[Dataset entries]
— start —

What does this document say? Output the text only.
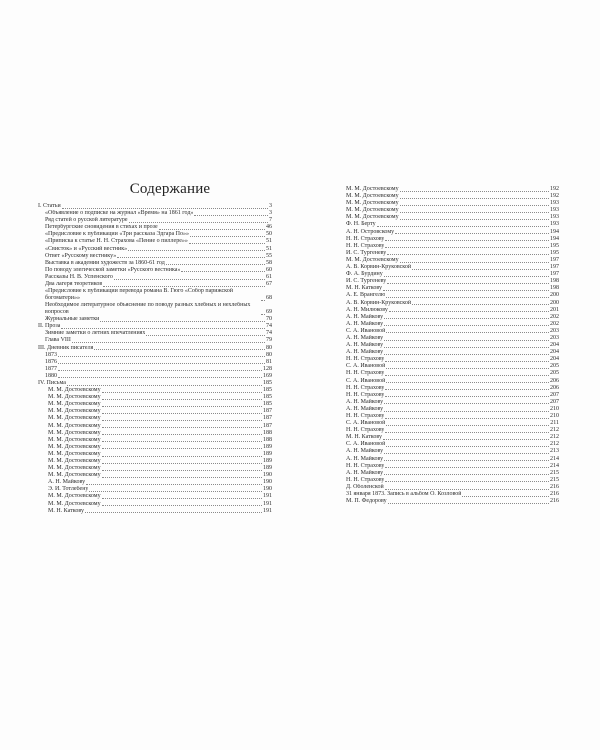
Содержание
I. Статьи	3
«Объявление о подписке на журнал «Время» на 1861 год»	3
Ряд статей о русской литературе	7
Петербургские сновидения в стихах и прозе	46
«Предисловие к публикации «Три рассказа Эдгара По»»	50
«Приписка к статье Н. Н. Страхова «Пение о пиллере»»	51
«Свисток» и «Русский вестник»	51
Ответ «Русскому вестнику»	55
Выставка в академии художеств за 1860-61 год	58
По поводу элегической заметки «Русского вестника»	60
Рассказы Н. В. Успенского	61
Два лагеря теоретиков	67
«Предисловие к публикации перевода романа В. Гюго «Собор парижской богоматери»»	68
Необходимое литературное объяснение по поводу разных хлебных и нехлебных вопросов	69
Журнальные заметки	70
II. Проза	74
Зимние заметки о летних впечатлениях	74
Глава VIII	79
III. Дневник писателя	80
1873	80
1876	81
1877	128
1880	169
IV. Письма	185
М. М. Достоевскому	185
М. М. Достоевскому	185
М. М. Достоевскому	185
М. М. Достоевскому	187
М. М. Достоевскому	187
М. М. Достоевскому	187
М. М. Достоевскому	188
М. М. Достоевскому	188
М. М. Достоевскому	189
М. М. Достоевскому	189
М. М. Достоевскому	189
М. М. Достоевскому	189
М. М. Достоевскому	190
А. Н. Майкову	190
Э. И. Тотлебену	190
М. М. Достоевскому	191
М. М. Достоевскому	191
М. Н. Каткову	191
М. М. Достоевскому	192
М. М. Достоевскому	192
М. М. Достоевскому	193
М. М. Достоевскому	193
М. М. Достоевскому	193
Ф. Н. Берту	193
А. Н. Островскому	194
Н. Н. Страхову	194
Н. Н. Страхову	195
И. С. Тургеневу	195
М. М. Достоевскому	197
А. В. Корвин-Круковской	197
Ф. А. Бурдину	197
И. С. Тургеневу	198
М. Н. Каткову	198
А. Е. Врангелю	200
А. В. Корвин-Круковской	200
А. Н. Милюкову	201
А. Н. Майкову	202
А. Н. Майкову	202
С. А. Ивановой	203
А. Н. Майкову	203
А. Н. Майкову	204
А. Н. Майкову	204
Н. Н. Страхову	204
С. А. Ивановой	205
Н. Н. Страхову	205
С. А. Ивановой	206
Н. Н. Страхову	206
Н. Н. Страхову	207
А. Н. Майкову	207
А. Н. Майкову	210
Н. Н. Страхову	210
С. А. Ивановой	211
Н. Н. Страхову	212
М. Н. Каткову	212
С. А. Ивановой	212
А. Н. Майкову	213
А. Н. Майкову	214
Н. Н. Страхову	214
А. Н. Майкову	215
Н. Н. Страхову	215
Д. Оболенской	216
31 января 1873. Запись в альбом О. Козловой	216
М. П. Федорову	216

— end —

Goal of the exercise. Track down all lines above with the string "Страхову" and copy them.

Answer to this problem.
Н. Н. Страхову	194
Н. Н. Страхову	195
Н. Н. Страхову	204
Н. Н. Страхову	205
Н. Н. Страхову	206
Н. Н. Страхову	207
Н. Н. Страхову	210
Н. Н. Страхову	212
Н. Н. Страхову	214
Н. Н. Страхову	215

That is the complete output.